#### [Stated problem]
Restate the complete material exactly.

==== Given records ====

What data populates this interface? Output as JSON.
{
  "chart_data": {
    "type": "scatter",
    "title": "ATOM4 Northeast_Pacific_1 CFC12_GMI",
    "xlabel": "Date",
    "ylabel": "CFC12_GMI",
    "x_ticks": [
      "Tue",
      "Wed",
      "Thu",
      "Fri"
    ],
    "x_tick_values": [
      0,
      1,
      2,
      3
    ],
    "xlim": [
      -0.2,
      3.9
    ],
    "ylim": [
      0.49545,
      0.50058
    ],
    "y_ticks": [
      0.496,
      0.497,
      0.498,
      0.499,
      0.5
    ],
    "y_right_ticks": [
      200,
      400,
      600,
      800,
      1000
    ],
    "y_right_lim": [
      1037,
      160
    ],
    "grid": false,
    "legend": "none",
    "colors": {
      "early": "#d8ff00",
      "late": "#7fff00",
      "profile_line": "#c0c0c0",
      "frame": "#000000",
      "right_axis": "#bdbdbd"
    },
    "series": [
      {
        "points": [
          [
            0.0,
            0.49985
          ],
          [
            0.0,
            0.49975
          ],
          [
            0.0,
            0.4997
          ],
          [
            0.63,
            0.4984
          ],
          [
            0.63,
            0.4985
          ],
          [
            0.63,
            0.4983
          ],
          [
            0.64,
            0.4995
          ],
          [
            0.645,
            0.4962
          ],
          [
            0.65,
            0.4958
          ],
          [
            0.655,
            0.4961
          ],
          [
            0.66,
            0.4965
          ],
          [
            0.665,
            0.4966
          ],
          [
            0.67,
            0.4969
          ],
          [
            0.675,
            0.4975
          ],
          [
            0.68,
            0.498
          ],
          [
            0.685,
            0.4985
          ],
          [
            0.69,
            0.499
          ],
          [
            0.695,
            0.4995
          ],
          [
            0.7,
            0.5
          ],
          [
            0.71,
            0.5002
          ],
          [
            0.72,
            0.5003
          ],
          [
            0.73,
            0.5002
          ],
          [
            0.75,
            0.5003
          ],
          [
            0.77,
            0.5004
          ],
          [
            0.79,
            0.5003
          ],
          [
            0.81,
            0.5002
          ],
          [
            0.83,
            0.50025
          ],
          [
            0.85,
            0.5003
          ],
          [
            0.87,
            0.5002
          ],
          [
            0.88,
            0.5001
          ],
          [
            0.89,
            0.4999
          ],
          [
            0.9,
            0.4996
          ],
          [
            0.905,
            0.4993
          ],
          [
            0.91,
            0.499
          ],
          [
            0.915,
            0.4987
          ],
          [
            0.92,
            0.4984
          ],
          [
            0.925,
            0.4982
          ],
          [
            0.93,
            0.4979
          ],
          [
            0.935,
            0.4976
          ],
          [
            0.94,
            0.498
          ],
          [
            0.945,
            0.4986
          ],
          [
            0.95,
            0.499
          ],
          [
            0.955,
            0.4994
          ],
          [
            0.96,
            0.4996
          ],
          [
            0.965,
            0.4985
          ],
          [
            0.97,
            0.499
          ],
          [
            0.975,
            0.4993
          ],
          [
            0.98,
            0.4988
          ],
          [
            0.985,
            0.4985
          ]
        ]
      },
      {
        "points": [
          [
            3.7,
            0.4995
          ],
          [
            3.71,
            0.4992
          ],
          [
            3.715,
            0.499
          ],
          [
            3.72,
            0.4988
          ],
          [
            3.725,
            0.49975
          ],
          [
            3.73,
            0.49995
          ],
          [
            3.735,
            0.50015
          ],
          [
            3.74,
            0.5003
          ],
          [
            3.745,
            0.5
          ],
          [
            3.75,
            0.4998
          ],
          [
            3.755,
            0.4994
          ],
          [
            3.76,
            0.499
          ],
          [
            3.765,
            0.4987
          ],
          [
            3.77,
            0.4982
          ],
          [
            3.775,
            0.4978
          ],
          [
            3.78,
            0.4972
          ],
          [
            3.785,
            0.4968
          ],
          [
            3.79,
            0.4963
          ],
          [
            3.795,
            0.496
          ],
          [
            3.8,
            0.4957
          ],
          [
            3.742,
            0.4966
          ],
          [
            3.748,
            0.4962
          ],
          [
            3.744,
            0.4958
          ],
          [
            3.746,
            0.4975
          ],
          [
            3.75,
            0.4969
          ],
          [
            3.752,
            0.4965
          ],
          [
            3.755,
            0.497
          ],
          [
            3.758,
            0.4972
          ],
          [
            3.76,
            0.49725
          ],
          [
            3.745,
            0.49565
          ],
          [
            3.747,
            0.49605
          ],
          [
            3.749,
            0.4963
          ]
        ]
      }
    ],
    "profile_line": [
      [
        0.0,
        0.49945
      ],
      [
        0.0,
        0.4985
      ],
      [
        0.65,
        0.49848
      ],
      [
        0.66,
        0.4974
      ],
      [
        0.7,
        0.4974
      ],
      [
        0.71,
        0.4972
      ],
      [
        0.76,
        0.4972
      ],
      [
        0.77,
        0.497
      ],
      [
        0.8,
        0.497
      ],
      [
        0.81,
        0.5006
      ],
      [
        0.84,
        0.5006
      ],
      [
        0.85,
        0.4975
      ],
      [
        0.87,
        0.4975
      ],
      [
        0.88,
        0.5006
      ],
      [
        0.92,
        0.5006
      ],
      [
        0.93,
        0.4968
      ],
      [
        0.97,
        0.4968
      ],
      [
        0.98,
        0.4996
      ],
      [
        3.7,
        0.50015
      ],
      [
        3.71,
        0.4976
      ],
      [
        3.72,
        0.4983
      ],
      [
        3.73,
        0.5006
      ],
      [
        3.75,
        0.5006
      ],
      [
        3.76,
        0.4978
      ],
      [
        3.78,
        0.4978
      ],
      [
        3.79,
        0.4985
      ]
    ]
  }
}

====

#### [Output for this task]
What data populates this interface? Output as JSON.
{
  "chart_data": {
    "type": "scatter",
    "title": "ATOM4 Northeast_Pacific_1 CFC12_GMI",
    "xlabel": "Date",
    "ylabel": "CFC12_GMI",
    "x_ticks": [
      "Tue",
      "Wed",
      "Thu",
      "Fri"
    ],
    "x_tick_values": [
      0,
      1,
      2,
      3
    ],
    "xlim": [
      -0.2,
      3.9
    ],
    "ylim": [
      0.49545,
      0.50058
    ],
    "y_ticks": [
      0.496,
      0.497,
      0.498,
      0.499,
      0.5
    ],
    "y_right_ticks": [
      200,
      400,
      600,
      800,
      1000
    ],
    "y_right_lim": [
      1037,
      160
    ],
    "grid": false,
    "legend": "none",
    "colors": {
      "early": "#d8ff00",
      "late": "#7fff00",
      "profile_line": "#c0c0c0",
      "frame": "#000000",
      "right_axis": "#bdbdbd"
    },
    "series": [
      {
        "points": [
          [
            0.0,
            0.49985
          ],
          [
            0.0,
            0.49975
          ],
          [
            0.0,
            0.4997
          ],
          [
            0.63,
            0.4984
          ],
          [
            0.63,
            0.4985
          ],
          [
            0.63,
            0.4983
          ],
          [
            0.64,
            0.4995
          ],
          [
            0.645,
            0.4962
          ],
          [
            0.65,
            0.4958
          ],
          [
            0.655,
            0.4961
          ],
          [
            0.66,
            0.4965
          ],
          [
            0.665,
            0.4966
          ],
          [
            0.67,
            0.4969
          ],
          [
            0.675,
            0.4975
          ],
          [
            0.68,
            0.498
          ],
          [
            0.685,
            0.4985
          ],
          [
            0.69,
            0.499
          ],
          [
            0.695,
            0.4995
          ],
          [
            0.7,
            0.5
          ],
          [
            0.71,
            0.5002
          ],
          [
            0.72,
            0.5003
          ],
          [
            0.73,
            0.5002
          ],
          [
            0.75,
            0.5003
          ],
          [
            0.77,
            0.5004
          ],
          [
            0.79,
            0.5003
          ],
          [
            0.81,
            0.5002
          ],
          [
            0.83,
            0.50025
          ],
          [
            0.85,
            0.5003
          ],
          [
            0.87,
            0.5002
          ],
          [
            0.88,
            0.5001
          ],
          [
            0.89,
            0.4999
          ],
          [
            0.9,
            0.4996
          ],
          [
            0.905,
            0.4993
          ],
          [
            0.91,
            0.499
          ],
          [
            0.915,
            0.4987
          ],
          [
            0.92,
            0.4984
          ],
          [
            0.925,
            0.4982
          ],
          [
            0.93,
            0.4979
          ],
          [
            0.935,
            0.4976
          ],
          [
            0.94,
            0.498
          ],
          [
            0.945,
            0.4986
          ],
          [
            0.95,
            0.499
          ],
          [
            0.955,
            0.4994
          ],
          [
            0.96,
            0.4996
          ],
          [
            0.965,
            0.4985
          ],
          [
            0.97,
            0.499
          ],
          [
            0.975,
            0.4993
          ],
          [
            0.98,
            0.4988
          ],
          [
            0.985,
            0.4985
          ]
        ]
      },
      {
        "points": [
          [
            3.7,
            0.4995
          ],
          [
            3.71,
            0.4992
          ],
          [
            3.715,
            0.499
          ],
          [
            3.72,
            0.4988
          ],
          [
            3.725,
            0.49975
          ],
          [
            3.73,
            0.49995
          ],
          [
            3.735,
            0.50015
          ],
          [
            3.74,
            0.5003
          ],
          [
            3.745,
            0.5
          ],
          [
            3.75,
            0.4998
          ],
          [
            3.755,
            0.4994
          ],
          [
            3.76,
            0.499
          ],
          [
            3.765,
            0.4987
          ],
          [
            3.77,
            0.4982
          ],
          [
            3.775,
            0.4978
          ],
          [
            3.78,
            0.4972
          ],
          [
            3.785,
            0.4968
          ],
          [
            3.79,
            0.4963
          ],
          [
            3.795,
            0.496
          ],
          [
            3.8,
            0.4957
          ],
          [
            3.742,
            0.4966
          ],
          [
            3.748,
            0.4962
          ],
          [
            3.744,
            0.4958
          ],
          [
            3.746,
            0.4975
          ],
          [
            3.75,
            0.4969
          ],
          [
            3.752,
            0.4965
          ],
          [
            3.755,
            0.497
          ],
          [
            3.758,
            0.4972
          ],
          [
            3.76,
            0.49725
          ],
          [
            3.745,
            0.49565
          ],
          [
            3.747,
            0.49605
          ],
          [
            3.749,
            0.4963
          ]
        ]
      }
    ],
    "profile_line": [
      [
        0.0,
        0.49945
      ],
      [
        0.0,
        0.4985
      ],
      [
        0.65,
        0.49848
      ],
      [
        0.66,
        0.4974
      ],
      [
        0.7,
        0.4974
      ],
      [
        0.71,
        0.4972
      ],
      [
        0.76,
        0.4972
      ],
      [
        0.77,
        0.497
      ],
      [
        0.8,
        0.497
      ],
      [
        0.81,
        0.5006
      ],
      [
        0.84,
        0.5006
      ],
      [
        0.85,
        0.4975
      ],
      [
        0.87,
        0.4975
      ],
      [
        0.88,
        0.5006
      ],
      [
        0.92,
        0.5006
      ],
      [
        0.93,
        0.4968
      ],
      [
        0.97,
        0.4968
      ],
      [
        0.98,
        0.4996
      ],
      [
        3.7,
        0.50015
      ],
      [
        3.71,
        0.4976
      ],
      [
        3.72,
        0.4983
      ],
      [
        3.73,
        0.5006
      ],
      [
        3.75,
        0.5006
      ],
      [
        3.76,
        0.4978
      ],
      [
        3.78,
        0.4978
      ],
      [
        3.79,
        0.4985
      ]
    ]
  }
}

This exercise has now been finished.